┌──

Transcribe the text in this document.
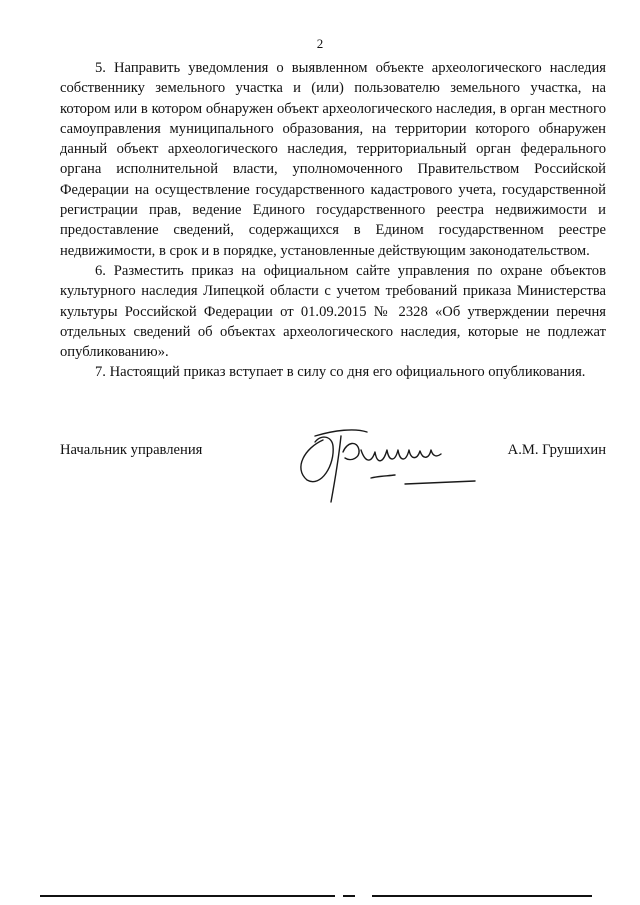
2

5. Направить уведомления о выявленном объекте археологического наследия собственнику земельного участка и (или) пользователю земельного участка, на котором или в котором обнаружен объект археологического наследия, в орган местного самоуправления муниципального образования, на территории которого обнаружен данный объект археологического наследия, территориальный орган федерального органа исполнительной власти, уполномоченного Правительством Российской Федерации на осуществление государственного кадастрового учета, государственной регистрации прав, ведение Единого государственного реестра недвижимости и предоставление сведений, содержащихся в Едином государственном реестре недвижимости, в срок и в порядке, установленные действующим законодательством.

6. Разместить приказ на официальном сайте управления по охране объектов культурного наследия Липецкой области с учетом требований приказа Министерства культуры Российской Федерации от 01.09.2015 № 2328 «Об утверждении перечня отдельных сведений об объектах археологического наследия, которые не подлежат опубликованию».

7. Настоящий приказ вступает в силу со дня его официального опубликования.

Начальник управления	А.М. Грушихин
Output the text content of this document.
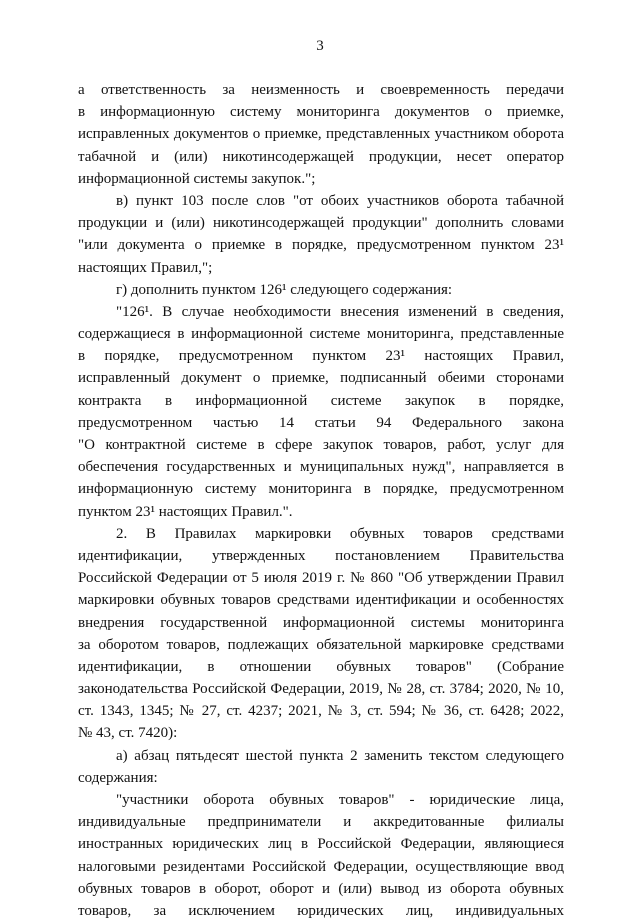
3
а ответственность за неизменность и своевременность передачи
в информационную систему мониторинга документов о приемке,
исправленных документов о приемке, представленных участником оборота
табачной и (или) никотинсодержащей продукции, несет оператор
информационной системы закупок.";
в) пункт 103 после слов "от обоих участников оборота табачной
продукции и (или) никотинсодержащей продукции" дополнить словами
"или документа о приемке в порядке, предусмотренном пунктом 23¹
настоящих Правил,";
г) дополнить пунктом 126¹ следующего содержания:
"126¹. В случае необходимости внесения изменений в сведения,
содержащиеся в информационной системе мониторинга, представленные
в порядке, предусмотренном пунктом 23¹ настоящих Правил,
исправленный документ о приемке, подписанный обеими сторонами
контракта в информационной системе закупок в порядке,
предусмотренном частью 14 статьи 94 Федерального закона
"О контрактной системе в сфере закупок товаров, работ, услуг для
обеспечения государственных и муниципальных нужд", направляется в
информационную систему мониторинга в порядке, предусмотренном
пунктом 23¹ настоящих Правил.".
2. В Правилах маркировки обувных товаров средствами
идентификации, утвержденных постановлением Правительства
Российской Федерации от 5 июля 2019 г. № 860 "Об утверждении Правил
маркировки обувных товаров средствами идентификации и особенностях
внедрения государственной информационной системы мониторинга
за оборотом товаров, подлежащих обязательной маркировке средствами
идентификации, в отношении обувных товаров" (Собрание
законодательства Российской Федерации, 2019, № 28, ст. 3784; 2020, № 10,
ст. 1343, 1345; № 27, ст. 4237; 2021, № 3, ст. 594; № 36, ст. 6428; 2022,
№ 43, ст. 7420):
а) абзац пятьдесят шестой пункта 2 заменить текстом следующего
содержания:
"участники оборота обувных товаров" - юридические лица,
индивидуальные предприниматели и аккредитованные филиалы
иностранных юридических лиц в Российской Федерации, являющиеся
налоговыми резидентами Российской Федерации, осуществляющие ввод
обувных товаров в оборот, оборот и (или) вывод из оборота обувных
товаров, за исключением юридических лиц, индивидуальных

└──

• Stated exercise
Every entry must be transcribed exactly. Pictures do not belong in the copy.

• Task solution
Transcribe the text in this document.
2

5. Направить уведомления о выявленном объекте археологического наследия собственнику земельного участка и (или) пользователю земельного участка, на котором или в котором обнаружен объект археологического наследия, в орган местного самоуправления муниципального образования, на территории которого обнаружен данный объект археологического наследия, территориальный орган федерального органа исполнительной власти, уполномоченного Правительством Российской Федерации на осуществление государственного кадастрового учета, государственной регистрации прав, ведение Единого государственного реестра недвижимости и предоставление сведений, содержащихся в Едином государственном реестре недвижимости, в срок и в порядке, установленные действующим законодательством.

6. Разместить приказ на официальном сайте управления по охране объектов культурного наследия Липецкой области с учетом требований приказа Министерства культуры Российской Федерации от 01.09.2015 № 2328 «Об утверждении перечня отдельных сведений об объектах археологического наследия, которые не подлежат опубликованию».

7. Настоящий приказ вступает в силу со дня его официального опубликования.

Начальник управления	А.М. Грушихин
Output the text content of this document.
3
а ответственность за неизменность и своевременность передачи
в информационную систему мониторинга документов о приемке,
исправленных документов о приемке, представленных участником оборота
табачной и (или) никотинсодержащей продукции, несет оператор
информационной системы закупок.";
в) пункт 103 после слов "от обоих участников оборота табачной
продукции и (или) никотинсодержащей продукции" дополнить словами
"или документа о приемке в порядке, предусмотренном пунктом 23¹
настоящих Правил,";
г) дополнить пунктом 126¹ следующего содержания:
"126¹. В случае необходимости внесения изменений в сведения,
содержащиеся в информационной системе мониторинга, представленные
в порядке, предусмотренном пунктом 23¹ настоящих Правил,
исправленный документ о приемке, подписанный обеими сторонами
контракта в информационной системе закупок в порядке,
предусмотренном частью 14 статьи 94 Федерального закона
"О контрактной системе в сфере закупок товаров, работ, услуг для
обеспечения государственных и муниципальных нужд", направляется в
информационную систему мониторинга в порядке, предусмотренном
пунктом 23¹ настоящих Правил.".
2. В Правилах маркировки обувных товаров средствами
идентификации, утвержденных постановлением Правительства
Российской Федерации от 5 июля 2019 г. № 860 "Об утверждении Правил
маркировки обувных товаров средствами идентификации и особенностях
внедрения государственной информационной системы мониторинга
за оборотом товаров, подлежащих обязательной маркировке средствами
идентификации, в отношении обувных товаров" (Собрание
законодательства Российской Федерации, 2019, № 28, ст. 3784; 2020, № 10,
ст. 1343, 1345; № 27, ст. 4237; 2021, № 3, ст. 594; № 36, ст. 6428; 2022,
№ 43, ст. 7420):
а) абзац пятьдесят шестой пункта 2 заменить текстом следующего
содержания:
"участники оборота обувных товаров" - юридические лица,
индивидуальные предприниматели и аккредитованные филиалы
иностранных юридических лиц в Российской Федерации, являющиеся
налоговыми резидентами Российской Федерации, осуществляющие ввод
обувных товаров в оборот, оборот и (или) вывод из оборота обувных
товаров, за исключением юридических лиц, индивидуальных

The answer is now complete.